▶ _SOURCE DOCUMENT_:
The Volkswagen Group A0 platform is a series of automobile platforms shared among superminis of various marques of the Volkswagen Group.

Under Volkswagen's revised platform naming system, the "A04" platform is now known as the PQ24 platform, and what may have been called the A05 platform is officially the PQ25 platform.  The new nomenclature is derived as follows:

P indicates a passenger car platform
Q (quer) indicates a transverse engine
2 indicates the platform size or class
5 indicates the generation

A01
A01 (Typ 86) platform cars:
Audi 50 (1974–1978)
Volkswagen Polo Mk1 (1975–1981)
Volkswagen Derby (1977–1981)

A02
A02 (Typ 86C) platform cars:
Volkswagen Polo Mk2/Polo Classic/Derby (1981–1994)

A03
A03 platform cars:
SEAT Ibiza Mk2 (Typ 6K, 1993–2002)
SEAT Córdoba Mk1 (Typ 6K/6KC/6KV, 1993–2002)
Volkswagen Polo Mk3 (Typ 6N/6KV, 1994–2002)

Stored data entries
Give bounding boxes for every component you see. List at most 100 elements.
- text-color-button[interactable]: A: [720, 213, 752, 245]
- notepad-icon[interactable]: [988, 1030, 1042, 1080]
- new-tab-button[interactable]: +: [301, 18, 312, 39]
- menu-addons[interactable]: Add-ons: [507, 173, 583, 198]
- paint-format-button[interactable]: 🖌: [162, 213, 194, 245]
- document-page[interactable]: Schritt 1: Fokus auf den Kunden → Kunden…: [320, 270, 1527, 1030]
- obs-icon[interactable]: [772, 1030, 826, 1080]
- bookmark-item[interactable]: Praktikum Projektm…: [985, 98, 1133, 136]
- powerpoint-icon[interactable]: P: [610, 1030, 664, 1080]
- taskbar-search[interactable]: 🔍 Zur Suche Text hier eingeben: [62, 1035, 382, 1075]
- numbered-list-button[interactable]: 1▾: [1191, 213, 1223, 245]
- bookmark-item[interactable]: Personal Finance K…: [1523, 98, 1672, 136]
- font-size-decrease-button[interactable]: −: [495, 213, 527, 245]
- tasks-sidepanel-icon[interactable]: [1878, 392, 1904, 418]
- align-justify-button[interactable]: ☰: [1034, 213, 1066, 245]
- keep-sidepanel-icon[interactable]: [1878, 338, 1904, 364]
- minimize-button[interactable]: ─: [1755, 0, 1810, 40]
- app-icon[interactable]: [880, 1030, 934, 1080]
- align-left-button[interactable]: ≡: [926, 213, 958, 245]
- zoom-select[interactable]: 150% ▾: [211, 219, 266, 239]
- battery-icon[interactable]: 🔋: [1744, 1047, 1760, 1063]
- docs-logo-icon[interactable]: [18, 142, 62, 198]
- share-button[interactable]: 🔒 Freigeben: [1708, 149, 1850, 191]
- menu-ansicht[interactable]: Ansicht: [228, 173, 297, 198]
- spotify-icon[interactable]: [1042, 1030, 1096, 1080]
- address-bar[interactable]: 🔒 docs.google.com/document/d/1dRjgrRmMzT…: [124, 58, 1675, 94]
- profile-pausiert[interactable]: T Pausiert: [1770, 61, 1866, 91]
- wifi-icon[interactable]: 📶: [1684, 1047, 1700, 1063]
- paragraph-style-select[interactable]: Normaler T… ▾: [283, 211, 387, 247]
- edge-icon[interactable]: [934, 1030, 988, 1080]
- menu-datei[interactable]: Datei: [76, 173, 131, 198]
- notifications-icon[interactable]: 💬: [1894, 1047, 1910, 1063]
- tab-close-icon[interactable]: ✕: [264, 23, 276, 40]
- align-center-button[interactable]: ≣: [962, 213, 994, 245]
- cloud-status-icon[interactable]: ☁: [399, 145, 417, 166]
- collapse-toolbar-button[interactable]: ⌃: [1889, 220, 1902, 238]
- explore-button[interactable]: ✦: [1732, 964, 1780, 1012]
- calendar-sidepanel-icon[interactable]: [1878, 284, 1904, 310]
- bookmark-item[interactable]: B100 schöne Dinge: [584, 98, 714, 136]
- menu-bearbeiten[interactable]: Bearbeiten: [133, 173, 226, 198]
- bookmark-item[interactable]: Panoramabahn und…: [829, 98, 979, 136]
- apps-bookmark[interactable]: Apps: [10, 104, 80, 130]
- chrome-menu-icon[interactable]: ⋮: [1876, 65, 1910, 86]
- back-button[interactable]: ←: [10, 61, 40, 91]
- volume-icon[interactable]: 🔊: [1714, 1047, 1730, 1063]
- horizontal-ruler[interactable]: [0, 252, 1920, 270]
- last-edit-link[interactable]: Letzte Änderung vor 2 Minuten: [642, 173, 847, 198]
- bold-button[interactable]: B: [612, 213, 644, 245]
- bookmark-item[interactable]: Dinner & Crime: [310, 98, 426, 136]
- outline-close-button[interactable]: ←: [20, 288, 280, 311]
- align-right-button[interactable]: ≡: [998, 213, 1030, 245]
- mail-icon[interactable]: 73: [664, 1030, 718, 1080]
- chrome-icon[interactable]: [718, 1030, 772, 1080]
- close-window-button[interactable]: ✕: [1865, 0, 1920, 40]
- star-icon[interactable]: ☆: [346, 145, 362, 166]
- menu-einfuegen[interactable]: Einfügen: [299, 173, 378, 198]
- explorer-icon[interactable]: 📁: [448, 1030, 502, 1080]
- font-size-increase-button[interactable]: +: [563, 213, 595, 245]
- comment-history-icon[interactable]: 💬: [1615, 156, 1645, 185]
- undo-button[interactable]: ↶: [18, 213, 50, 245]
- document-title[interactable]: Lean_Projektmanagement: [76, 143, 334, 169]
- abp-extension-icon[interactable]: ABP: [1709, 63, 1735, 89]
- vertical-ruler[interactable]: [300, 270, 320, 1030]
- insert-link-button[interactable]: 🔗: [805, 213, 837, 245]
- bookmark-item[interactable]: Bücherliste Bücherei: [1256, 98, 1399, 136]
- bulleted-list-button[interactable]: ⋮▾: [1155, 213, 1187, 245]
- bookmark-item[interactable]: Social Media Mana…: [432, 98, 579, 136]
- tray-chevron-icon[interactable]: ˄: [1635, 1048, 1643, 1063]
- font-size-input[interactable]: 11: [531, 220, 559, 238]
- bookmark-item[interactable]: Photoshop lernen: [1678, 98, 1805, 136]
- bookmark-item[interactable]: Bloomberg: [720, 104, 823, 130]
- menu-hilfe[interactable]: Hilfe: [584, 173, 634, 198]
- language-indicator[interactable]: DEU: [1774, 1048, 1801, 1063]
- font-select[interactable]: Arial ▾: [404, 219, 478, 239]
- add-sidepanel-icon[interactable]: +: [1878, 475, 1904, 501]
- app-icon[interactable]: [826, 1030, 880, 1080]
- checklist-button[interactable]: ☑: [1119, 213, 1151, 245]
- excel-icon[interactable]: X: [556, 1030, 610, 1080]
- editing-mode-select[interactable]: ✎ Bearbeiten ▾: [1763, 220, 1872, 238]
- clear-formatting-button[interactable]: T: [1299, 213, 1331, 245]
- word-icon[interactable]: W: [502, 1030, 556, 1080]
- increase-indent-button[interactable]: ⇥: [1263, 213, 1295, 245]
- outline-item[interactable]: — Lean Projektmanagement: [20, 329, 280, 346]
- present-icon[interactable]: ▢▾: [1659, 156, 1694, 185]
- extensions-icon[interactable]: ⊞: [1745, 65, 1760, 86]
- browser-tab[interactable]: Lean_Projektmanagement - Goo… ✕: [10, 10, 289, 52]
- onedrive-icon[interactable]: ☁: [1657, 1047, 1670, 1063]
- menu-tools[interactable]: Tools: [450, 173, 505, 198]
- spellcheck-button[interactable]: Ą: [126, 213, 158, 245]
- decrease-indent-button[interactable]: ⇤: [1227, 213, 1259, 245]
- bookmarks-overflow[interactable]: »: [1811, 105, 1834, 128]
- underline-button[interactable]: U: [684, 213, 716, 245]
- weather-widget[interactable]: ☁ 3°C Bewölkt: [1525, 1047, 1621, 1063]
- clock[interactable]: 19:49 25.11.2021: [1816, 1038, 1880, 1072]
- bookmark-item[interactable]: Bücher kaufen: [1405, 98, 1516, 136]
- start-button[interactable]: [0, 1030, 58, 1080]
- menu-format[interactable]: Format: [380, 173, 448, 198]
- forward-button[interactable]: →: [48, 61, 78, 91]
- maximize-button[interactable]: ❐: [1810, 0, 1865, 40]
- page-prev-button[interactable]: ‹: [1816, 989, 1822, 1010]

▶ _WHAT YOU WILL DO_:
A – Answer these questions from the text on the Volkswagen Group A0 platform, one line each:
(i) In the platform naming system, what does the letter Q indicate?
(ii) Which platform carries the designation Typ 86C?
(iii) What years are given for the Audi 50?
B – Pick up the text on the Volkswagen Group A0 platform after its last line and keep writing it.

▶ _RESULTS FOR THE EXERCISE_:
A –
(i) A transverse engine (quer)
(ii) A02
(iii) 1974–1978

B –
Volkswagen Polo Playa (1996–2002) - a rebadged SEAT Ibiza 6K with some cosmetic components from the Volkswagen Polo 6KV
SEAT Inca van (Typ 6K9, 1997–2005)
Volkswagen Caddy van (Typ 9K, 1996–2004)
The Volkswagen A00 platform is derived from the A03 platform as well, being a shortened version of it.

A04 (PQ24)
A04 platform cars, now officially referred to as the PQ24 platform:
Škoda Fabia Mk1 (Typ 6Y, 1999–2007)
Audi A2 (Typ 8Z, 1999–2005)
Volkswagen Polo Mk4 (Typ 9N, 2001–2009)
SEAT Ibiza Mk3 (Typ 6L, 2002–2008)
SEAT Córdoba Mk2 (Typ 6L, 2002–2009)
Volkswagen Fox (Typ 5Z, 2004-2021)
Volkswagen Suran/SpaceFox (Typ 5Z6, 2004-2019)
Škoda Fabia Mk2 (Typ 5J, 2007–2014, uses portions of PQ24 and PQ25 platform)
Volkswagen Gol Mk5 (Typ 5U, 2008–present, PQ24/25 hybrid)
Volkswagen Voyage Mk2 (Typ 5U, 2008–present, PQ24/25 hybrid)
Volkswagen Saveiro Mk5 (Typ 5U, 2009–present, PQ24/25 hybrid)

A05 (PQ25) 
PQ25 is a development of the PQ24 platform with the possibility of all-wheel drive, informally known as A05.
SEAT Ibiza Mk4 (Typ 6J, 2008–2015)
Volkswagen Polo Mk5 Pre-Facelift (Typ 6R, 2009–2014; Typ 61, 2010–present)
Audi A1 (Typ 8X, 2010–2018)
Škoda Rapid (Typ NA, 2011–2021, only for Indian market)
Volkswagen Vento (Typ 60, 2010–present)
"New A05+"
Škoda Rapid (Typ NH, 2012–2016)
SEAT Toledo Mk4 (Typ KG, 2012–2018)
Volkswagen Santana (Typ BR, 2012–2022, China)
Volkswagen Jetta (Typ BS, 2013–2019, China)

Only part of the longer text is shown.